┌──

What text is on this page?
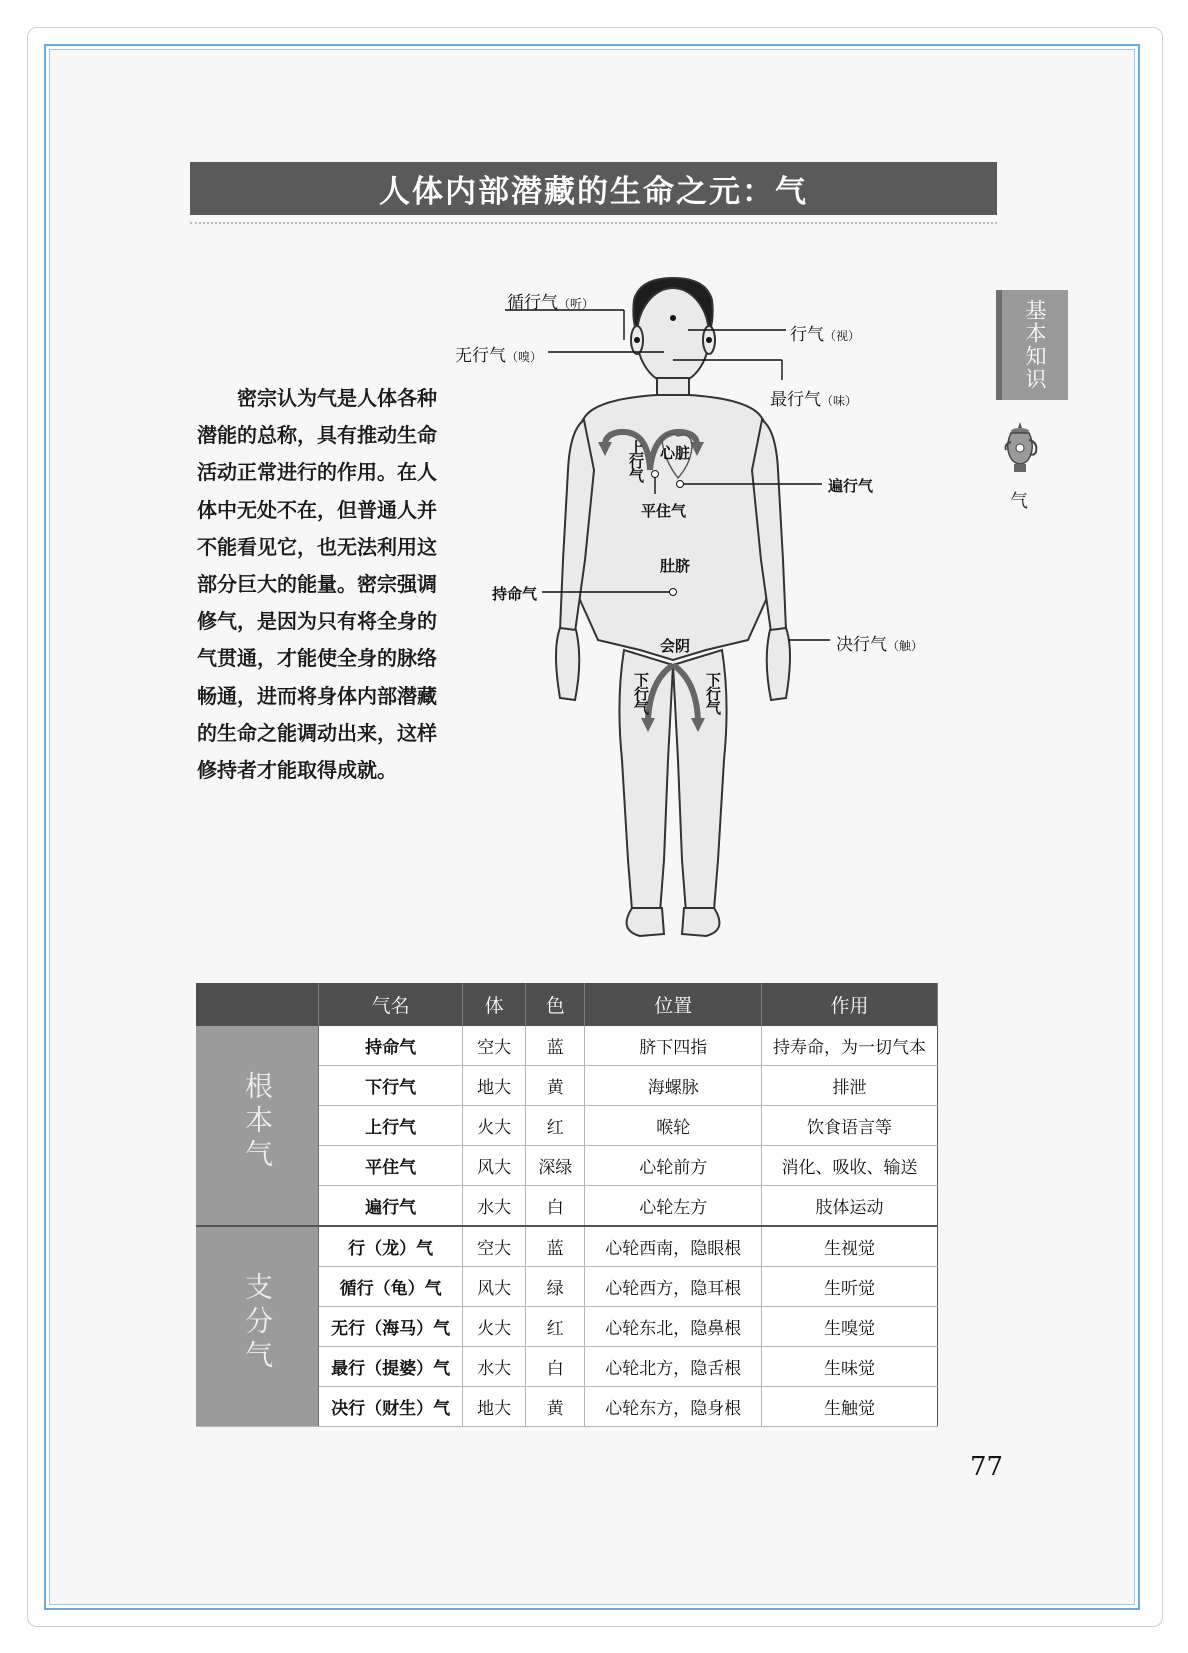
人体内部潜藏的生命之元：气
基本知识
气
密宗认为气是人体各种潜能的总称，具有推动生命活动正常进行的作用。在人体中无处不在，但普通人并不能看见它，也无法利用这部分巨大的能量。密宗强调修气，是因为只有将全身的气贯通，才能使全身的脉络畅通，进而将身体内部潜藏的生命之能调动出来，这样修持者才能取得成就。
循行气（听）
行气（视）
无行气（嗅）
最行气（味）
上行气 心脏
遍行气
平住气
肚脐
持命气
会阴	决行气（触）
下行气	下行气
	气名	体	色	位置	作用
根本气	持命气	空大	蓝	脐下四指	持寿命，为一切气本
	下行气	地大	黄	海螺脉	排泄
	上行气	火大	红	喉轮	饮食语言等
	平住气	风大	深绿	心轮前方	消化、吸收、输送
	遍行气	水大	白	心轮左方	肢体运动
支分气	行（龙）气	空大	蓝	心轮西南，隐眼根	生视觉
	循行（龟）气	风大	绿	心轮西方，隐耳根	生听觉
	无行（海马）气	火大	红	心轮东北，隐鼻根	生嗅觉
	最行（提婆）气	水大	白	心轮北方，隐舌根	生味觉
	决行（财生）气	地大	黄	心轮东方，隐身根	生触觉
77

└──

__Stated task__. The pictures should not appear in the copy; every other part of the records above must be returned exactly.

__Response to the task__.
What text is on this page?
人体内部潜藏的生命之元：气
基本知识
气
密宗认为气是人体各种潜能的总称，具有推动生命活动正常进行的作用。在人体中无处不在，但普通人并不能看见它，也无法利用这部分巨大的能量。密宗强调修气，是因为只有将全身的气贯通，才能使全身的脉络畅通，进而将身体内部潜藏的生命之能调动出来，这样修持者才能取得成就。
循行气（听）
行气（视）
无行气（嗅）
最行气（味）
上行气 心脏
遍行气
平住气
肚脐
持命气
会阴	决行气（触）
下行气	下行气
	气名	体	色	位置	作用
根本气	持命气	空大	蓝	脐下四指	持寿命，为一切气本
	下行气	地大	黄	海螺脉	排泄
	上行气	火大	红	喉轮	饮食语言等
	平住气	风大	深绿	心轮前方	消化、吸收、输送
	遍行气	水大	白	心轮左方	肢体运动
支分气	行（龙）气	空大	蓝	心轮西南，隐眼根	生视觉
	循行（龟）气	风大	绿	心轮西方，隐耳根	生听觉
	无行（海马）气	火大	红	心轮东北，隐鼻根	生嗅觉
	最行（提婆）气	水大	白	心轮北方，隐舌根	生味觉
	决行（财生）气	地大	黄	心轮东方，隐身根	生触觉
77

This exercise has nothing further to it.